═════ PROVIDED INFORMATION

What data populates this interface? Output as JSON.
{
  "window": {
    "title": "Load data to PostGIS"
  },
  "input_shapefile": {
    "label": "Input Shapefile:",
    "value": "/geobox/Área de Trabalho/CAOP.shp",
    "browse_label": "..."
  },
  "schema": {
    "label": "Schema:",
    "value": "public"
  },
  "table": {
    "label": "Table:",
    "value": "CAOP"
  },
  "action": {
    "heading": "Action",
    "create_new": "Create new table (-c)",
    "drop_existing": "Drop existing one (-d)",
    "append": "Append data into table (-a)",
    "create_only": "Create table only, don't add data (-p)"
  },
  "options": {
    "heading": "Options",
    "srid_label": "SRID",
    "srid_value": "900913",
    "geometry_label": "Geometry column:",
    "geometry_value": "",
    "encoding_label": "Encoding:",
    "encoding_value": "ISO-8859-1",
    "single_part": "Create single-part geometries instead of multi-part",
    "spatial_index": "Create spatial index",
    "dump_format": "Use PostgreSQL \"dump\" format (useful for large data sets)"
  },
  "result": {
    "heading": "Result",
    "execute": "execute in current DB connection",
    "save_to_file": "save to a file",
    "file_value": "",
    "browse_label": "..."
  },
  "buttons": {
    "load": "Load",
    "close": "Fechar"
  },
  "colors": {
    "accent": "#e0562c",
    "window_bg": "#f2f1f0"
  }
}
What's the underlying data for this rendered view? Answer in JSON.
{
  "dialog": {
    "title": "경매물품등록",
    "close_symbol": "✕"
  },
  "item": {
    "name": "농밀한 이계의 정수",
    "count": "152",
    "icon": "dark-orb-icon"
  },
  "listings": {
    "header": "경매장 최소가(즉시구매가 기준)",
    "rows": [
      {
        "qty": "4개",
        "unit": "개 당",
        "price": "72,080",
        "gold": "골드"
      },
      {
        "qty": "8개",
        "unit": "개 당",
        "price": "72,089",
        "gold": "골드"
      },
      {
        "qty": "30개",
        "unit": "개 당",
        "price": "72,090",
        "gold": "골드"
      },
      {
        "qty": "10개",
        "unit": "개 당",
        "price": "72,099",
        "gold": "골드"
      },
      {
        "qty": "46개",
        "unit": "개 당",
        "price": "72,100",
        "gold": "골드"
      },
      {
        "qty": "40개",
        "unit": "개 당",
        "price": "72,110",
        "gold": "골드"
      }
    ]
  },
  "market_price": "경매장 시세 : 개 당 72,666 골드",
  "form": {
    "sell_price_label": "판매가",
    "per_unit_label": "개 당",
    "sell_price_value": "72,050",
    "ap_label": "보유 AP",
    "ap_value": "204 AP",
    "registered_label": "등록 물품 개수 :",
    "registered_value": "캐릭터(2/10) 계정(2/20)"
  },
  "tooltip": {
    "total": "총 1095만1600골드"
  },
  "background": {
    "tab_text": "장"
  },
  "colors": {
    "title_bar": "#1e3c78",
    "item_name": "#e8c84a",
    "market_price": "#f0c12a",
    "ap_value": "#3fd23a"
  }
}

══════════
═════ PROVIDED INFORMATION

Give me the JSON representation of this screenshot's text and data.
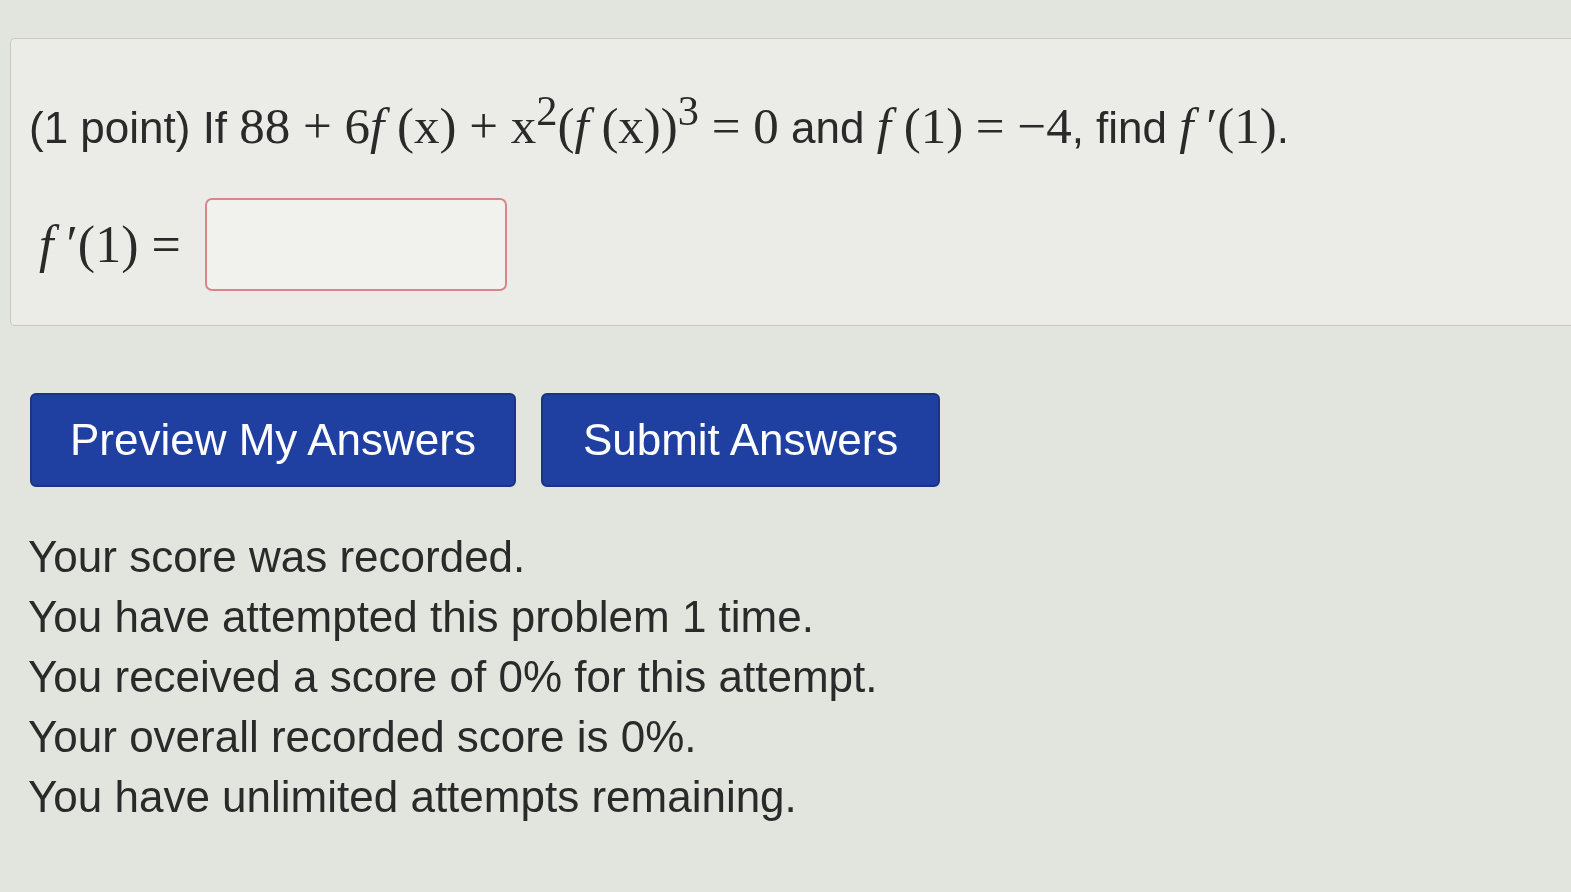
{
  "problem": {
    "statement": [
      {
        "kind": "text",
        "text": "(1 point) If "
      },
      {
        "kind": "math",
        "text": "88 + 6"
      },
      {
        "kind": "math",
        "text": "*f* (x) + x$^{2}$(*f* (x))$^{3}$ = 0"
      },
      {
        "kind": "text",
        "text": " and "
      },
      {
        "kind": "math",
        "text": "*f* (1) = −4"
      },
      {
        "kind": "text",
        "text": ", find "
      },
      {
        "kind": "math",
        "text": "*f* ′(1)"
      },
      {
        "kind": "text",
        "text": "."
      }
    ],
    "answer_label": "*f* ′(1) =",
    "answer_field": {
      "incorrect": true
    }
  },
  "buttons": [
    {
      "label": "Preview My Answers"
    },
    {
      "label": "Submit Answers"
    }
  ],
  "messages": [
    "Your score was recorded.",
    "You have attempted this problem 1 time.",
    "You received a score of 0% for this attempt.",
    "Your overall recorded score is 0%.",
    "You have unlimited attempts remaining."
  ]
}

══════════

**GOAL**
Lines that hold the word "problem" are the ones to return, every one of them.

**RESPONSE TO THE TASK**
  "problem": {
    "You have attempted this problem 1 time.",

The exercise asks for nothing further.